Below are records. Count every line containing the word "heading" and give the number alone.

**DATASET ROWS:**
»»
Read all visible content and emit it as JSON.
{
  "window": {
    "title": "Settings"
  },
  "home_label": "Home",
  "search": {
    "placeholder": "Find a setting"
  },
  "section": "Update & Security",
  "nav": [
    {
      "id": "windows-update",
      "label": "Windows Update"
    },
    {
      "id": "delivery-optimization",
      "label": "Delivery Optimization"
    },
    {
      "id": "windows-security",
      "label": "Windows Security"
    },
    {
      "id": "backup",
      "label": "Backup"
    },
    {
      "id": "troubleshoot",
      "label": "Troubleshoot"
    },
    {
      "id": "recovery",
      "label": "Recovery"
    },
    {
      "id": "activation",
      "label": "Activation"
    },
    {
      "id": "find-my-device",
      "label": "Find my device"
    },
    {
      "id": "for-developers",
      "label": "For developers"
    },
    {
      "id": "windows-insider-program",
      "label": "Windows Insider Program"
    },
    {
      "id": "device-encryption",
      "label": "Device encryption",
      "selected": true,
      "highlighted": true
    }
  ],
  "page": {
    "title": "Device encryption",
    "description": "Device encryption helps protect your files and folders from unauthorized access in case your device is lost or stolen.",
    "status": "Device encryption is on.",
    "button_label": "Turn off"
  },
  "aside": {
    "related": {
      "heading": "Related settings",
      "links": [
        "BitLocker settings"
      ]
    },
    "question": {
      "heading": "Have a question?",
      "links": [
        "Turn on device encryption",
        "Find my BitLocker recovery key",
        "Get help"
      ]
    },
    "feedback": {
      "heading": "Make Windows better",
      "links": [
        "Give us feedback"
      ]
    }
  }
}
««
**WRITTEN SOLUTION:** 3